• Work task 1: In two sentences, summarize the abstract on internal solitons at the Columbia River plume front.
• Work task 2: According to the abstract on Columbia River plume internal solitons, what phase speed was extracted for the leading soliton?

- Plumes (Fluid dynamics),
- Coastal ecology -- Pacific Coast (North America),
- Synthetic aperture radar -- Image analysis
Internal solitons generated at the Columbia River plume front during ebb tide are displayed on a synthetic aperture radar (SAR) image taken on 26 July 2004 at 14:24:22 UTC. Scale analyses suggest that these internal solitons belong to the finite-depth category. A theoretical model, relating the radar backscatter cross section to dynamic parameters of internal solitons in the continuous stratification, is developed. Using the model and background stratification data collected by the River Influences on Shelf Ecosystem (RISE) project in July 2004, we extract the soliton dynamic parameters of the half-width, amplitude, phase speed, and average energy flux per crest length along a typical section across the internal solitons. The observed stratification is simulated by using a theoretical model parameterized by pycnocline depth, thickness, and maximum buoyancy frequency. The half-width, amplitude, phase speed, and energy flux of the leading soliton at the section are 119.3 m, 9.3 m, 0.69 m s−1, and 417.4 W m−1 with the uncertainty ranges of ±14.7 m, ±2.6 m, ±0.10 m s−1, and ±281.6 W m−1, respectively. Sensitivity analyses reveal that the extraction of the soliton half-width from the SAR image is not affected by the stratification. The amplitude is less influenced by the pycnocline thickness than the depth and is independent of the maximum buoyancy frequency.

• Records taken from a dataset:
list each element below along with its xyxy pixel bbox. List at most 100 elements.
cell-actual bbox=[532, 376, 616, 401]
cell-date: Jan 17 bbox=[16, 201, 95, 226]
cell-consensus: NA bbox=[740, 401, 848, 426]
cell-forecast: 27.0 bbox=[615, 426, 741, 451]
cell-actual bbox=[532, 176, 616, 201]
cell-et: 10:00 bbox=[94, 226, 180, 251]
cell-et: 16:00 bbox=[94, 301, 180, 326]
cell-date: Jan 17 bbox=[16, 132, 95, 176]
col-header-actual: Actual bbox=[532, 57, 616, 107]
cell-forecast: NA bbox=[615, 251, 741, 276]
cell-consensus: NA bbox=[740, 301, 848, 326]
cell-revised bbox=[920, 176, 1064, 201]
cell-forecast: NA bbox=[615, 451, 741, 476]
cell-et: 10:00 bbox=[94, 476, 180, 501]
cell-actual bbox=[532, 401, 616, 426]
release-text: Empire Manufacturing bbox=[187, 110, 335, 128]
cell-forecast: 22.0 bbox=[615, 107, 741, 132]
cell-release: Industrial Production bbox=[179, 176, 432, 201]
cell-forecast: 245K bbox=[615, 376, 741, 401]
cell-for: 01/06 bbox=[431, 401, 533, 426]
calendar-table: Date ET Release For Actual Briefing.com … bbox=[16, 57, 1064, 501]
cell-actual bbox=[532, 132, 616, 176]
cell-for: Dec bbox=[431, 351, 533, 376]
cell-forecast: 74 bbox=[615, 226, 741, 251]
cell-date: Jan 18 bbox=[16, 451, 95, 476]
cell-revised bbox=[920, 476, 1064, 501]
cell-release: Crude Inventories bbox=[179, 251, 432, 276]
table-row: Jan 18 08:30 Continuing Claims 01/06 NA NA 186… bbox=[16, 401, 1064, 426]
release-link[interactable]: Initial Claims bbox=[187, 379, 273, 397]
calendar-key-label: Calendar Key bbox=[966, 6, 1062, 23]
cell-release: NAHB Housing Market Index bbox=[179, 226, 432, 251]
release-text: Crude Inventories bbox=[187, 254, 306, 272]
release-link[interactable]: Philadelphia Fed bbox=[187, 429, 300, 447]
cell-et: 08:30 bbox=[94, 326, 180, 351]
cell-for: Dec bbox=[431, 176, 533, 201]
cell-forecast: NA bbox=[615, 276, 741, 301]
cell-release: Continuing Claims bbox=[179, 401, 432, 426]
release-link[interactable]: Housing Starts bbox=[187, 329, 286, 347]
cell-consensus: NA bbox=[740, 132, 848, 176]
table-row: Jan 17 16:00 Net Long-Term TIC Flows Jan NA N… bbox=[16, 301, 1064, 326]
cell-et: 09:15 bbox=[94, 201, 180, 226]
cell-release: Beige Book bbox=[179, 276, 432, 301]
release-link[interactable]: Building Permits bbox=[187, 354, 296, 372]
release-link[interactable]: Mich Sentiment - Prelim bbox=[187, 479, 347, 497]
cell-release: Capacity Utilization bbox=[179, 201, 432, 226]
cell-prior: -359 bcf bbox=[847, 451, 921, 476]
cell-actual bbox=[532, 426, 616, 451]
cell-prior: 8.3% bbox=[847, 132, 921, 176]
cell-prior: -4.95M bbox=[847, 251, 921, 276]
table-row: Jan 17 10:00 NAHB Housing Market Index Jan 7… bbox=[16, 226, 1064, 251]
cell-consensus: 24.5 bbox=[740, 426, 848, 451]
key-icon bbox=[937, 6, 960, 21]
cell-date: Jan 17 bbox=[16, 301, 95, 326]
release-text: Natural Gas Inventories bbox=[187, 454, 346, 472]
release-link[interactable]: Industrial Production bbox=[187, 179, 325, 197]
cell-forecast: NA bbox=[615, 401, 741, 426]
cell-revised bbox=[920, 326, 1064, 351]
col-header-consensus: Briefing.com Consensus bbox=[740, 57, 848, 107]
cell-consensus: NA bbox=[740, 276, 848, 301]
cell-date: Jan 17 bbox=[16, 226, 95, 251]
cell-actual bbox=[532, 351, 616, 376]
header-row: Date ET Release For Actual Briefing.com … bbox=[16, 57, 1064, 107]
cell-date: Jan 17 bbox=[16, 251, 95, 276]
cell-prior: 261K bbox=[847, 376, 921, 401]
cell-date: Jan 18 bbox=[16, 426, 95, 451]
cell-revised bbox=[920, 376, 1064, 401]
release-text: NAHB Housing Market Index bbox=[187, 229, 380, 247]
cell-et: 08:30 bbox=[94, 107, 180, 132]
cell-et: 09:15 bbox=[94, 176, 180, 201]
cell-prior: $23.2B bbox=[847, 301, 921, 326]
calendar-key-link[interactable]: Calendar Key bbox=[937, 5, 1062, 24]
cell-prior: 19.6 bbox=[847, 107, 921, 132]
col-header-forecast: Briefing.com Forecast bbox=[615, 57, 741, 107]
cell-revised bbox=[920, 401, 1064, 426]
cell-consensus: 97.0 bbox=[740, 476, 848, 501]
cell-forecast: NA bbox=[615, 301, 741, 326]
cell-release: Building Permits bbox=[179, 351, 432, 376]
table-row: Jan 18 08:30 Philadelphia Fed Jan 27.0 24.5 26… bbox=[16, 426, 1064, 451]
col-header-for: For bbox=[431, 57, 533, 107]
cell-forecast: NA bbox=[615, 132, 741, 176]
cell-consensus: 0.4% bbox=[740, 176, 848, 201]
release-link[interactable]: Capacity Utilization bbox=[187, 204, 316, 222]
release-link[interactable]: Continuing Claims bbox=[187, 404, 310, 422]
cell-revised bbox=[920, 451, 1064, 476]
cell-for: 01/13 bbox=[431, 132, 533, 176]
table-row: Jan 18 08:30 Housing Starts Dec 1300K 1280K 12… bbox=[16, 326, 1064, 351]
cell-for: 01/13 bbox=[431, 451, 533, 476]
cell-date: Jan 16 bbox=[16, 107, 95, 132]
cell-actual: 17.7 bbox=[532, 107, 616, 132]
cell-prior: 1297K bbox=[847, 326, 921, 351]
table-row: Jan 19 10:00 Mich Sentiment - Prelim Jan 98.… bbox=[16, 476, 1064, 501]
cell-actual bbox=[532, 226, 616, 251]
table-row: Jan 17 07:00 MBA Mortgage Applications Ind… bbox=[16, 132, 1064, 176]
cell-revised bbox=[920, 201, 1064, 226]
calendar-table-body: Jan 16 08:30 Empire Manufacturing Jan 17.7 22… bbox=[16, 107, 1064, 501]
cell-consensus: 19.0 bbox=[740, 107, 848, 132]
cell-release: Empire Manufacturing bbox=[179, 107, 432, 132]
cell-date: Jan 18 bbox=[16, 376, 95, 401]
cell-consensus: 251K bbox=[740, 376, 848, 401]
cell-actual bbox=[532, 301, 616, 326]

• Answer 1: A synthetic aperture radar image taken on 26 July 2004 shows internal solitons generated at the Columbia River plume front during ebb tide, and a theoretical model relating radar backscatter cross section to soliton dynamic parameters in continuous stratification is developed. Using this model with RISE stratification data, the half-width, amplitude, phase speed, and energy flux of the leading soliton are extracted as 119.3 m, 9.3 m, 0.69 m s−1, and 417.4 W m−1, and sensitivity analyses show that the half-width extraction is unaffected by stratification while the amplitude depends more on pycnocline depth than on pycnocline thickness.

• Answer 2: 0.69 m s−1, with an uncertainty range of ±0.10 m s−1.